▶ [Input records]
------------------------------

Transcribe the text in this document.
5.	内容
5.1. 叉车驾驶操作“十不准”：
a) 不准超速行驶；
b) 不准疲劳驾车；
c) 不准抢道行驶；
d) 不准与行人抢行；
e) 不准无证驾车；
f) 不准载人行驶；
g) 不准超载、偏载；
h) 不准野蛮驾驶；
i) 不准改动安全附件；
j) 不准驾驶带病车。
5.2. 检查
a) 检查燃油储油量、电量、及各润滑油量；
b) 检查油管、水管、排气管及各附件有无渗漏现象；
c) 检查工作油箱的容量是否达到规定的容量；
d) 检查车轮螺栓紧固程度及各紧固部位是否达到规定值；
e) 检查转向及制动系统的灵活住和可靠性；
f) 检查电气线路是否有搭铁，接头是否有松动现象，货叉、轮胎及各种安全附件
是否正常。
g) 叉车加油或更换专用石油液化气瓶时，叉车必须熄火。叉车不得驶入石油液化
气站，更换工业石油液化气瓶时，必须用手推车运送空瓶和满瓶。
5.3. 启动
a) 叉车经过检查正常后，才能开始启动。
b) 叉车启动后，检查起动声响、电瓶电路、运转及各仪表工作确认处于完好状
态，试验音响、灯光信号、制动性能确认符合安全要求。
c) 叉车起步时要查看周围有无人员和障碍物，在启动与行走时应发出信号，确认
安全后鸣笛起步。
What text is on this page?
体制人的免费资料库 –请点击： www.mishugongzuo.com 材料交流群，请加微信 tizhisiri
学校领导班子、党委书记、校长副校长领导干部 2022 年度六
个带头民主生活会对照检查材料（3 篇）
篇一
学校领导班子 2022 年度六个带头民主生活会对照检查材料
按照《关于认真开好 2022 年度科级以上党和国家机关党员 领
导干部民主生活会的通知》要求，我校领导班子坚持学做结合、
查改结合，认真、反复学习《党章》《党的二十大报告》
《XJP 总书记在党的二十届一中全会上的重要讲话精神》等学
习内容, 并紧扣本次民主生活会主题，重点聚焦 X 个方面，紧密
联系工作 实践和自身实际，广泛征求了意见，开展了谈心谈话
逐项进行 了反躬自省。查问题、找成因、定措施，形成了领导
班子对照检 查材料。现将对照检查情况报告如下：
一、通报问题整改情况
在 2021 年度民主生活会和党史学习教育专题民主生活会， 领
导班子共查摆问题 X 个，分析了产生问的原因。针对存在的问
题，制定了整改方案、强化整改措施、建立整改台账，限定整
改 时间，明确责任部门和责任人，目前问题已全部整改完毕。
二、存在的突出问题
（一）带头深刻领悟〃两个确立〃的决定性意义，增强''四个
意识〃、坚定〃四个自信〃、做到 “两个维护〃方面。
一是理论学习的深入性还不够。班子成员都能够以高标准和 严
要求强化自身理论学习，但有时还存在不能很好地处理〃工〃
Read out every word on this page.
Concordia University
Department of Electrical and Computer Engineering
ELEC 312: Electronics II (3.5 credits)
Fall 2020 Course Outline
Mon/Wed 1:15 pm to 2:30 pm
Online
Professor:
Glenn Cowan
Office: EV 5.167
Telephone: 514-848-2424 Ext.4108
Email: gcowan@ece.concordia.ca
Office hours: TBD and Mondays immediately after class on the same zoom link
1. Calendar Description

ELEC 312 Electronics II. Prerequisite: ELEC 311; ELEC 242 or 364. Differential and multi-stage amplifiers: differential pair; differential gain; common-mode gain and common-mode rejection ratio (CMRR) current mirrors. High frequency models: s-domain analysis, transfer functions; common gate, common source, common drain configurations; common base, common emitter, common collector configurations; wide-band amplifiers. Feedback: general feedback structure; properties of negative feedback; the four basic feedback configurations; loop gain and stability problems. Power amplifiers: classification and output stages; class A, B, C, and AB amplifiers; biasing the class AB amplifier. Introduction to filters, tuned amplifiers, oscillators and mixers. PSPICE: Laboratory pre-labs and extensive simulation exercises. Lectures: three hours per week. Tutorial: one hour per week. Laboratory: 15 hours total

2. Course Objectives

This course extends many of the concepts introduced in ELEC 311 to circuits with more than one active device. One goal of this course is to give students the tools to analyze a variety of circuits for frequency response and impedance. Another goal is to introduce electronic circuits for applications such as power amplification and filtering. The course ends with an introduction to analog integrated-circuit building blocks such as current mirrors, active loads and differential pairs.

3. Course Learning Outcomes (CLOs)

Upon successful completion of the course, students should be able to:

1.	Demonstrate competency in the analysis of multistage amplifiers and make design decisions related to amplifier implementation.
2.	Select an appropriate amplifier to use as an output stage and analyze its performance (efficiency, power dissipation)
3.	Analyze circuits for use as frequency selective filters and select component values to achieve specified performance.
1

------------------------------

▶ [Task] Write out the whole listing exactly.

▶ [Correct answer]
Transcribe the text in this document.
5.	内容
5.1. 叉车驾驶操作“十不准”：
a) 不准超速行驶；
b) 不准疲劳驾车；
c) 不准抢道行驶；
d) 不准与行人抢行；
e) 不准无证驾车；
f) 不准载人行驶；
g) 不准超载、偏载；
h) 不准野蛮驾驶；
i) 不准改动安全附件；
j) 不准驾驶带病车。
5.2. 检查
a) 检查燃油储油量、电量、及各润滑油量；
b) 检查油管、水管、排气管及各附件有无渗漏现象；
c) 检查工作油箱的容量是否达到规定的容量；
d) 检查车轮螺栓紧固程度及各紧固部位是否达到规定值；
e) 检查转向及制动系统的灵活住和可靠性；
f) 检查电气线路是否有搭铁，接头是否有松动现象，货叉、轮胎及各种安全附件
是否正常。
g) 叉车加油或更换专用石油液化气瓶时，叉车必须熄火。叉车不得驶入石油液化
气站，更换工业石油液化气瓶时，必须用手推车运送空瓶和满瓶。
5.3. 启动
a) 叉车经过检查正常后，才能开始启动。
b) 叉车启动后，检查起动声响、电瓶电路、运转及各仪表工作确认处于完好状
态，试验音响、灯光信号、制动性能确认符合安全要求。
c) 叉车起步时要查看周围有无人员和障碍物，在启动与行走时应发出信号，确认
安全后鸣笛起步。
What text is on this page?
体制人的免费资料库 –请点击： www.mishugongzuo.com 材料交流群，请加微信 tizhisiri
学校领导班子、党委书记、校长副校长领导干部 2022 年度六
个带头民主生活会对照检查材料（3 篇）
篇一
学校领导班子 2022 年度六个带头民主生活会对照检查材料
按照《关于认真开好 2022 年度科级以上党和国家机关党员 领
导干部民主生活会的通知》要求，我校领导班子坚持学做结合、
查改结合，认真、反复学习《党章》《党的二十大报告》
《XJP 总书记在党的二十届一中全会上的重要讲话精神》等学
习内容, 并紧扣本次民主生活会主题，重点聚焦 X 个方面，紧密
联系工作 实践和自身实际，广泛征求了意见，开展了谈心谈话
逐项进行 了反躬自省。查问题、找成因、定措施，形成了领导
班子对照检 查材料。现将对照检查情况报告如下：
一、通报问题整改情况
在 2021 年度民主生活会和党史学习教育专题民主生活会， 领
导班子共查摆问题 X 个，分析了产生问的原因。针对存在的问
题，制定了整改方案、强化整改措施、建立整改台账，限定整
改 时间，明确责任部门和责任人，目前问题已全部整改完毕。
二、存在的突出问题
（一）带头深刻领悟〃两个确立〃的决定性意义，增强''四个
意识〃、坚定〃四个自信〃、做到 “两个维护〃方面。
一是理论学习的深入性还不够。班子成员都能够以高标准和 严
要求强化自身理论学习，但有时还存在不能很好地处理〃工〃
Read out every word on this page.
Concordia University
Department of Electrical and Computer Engineering
ELEC 312: Electronics II (3.5 credits)
Fall 2020 Course Outline
Mon/Wed 1:15 pm to 2:30 pm
Online
Professor:
Glenn Cowan
Office: EV 5.167
Telephone: 514-848-2424 Ext.4108
Email: gcowan@ece.concordia.ca
Office hours: TBD and Mondays immediately after class on the same zoom link
1. Calendar Description

ELEC 312 Electronics II. Prerequisite: ELEC 311; ELEC 242 or 364. Differential and multi-stage amplifiers: differential pair; differential gain; common-mode gain and common-mode rejection ratio (CMRR) current mirrors. High frequency models: s-domain analysis, transfer functions; common gate, common source, common drain configurations; common base, common emitter, common collector configurations; wide-band amplifiers. Feedback: general feedback structure; properties of negative feedback; the four basic feedback configurations; loop gain and stability problems. Power amplifiers: classification and output stages; class A, B, C, and AB amplifiers; biasing the class AB amplifier. Introduction to filters, tuned amplifiers, oscillators and mixers. PSPICE: Laboratory pre-labs and extensive simulation exercises. Lectures: three hours per week. Tutorial: one hour per week. Laboratory: 15 hours total

2. Course Objectives

This course extends many of the concepts introduced in ELEC 311 to circuits with more than one active device. One goal of this course is to give students the tools to analyze a variety of circuits for frequency response and impedance. Another goal is to introduce electronic circuits for applications such as power amplification and filtering. The course ends with an introduction to analog integrated-circuit building blocks such as current mirrors, active loads and differential pairs.

3. Course Learning Outcomes (CLOs)

Upon successful completion of the course, students should be able to:

1.	Demonstrate competency in the analysis of multistage amplifiers and make design decisions related to amplifier implementation.
2.	Select an appropriate amplifier to use as an output stage and analyze its performance (efficiency, power dissipation)
3.	Analyze circuits for use as frequency selective filters and select component values to achieve specified performance.
1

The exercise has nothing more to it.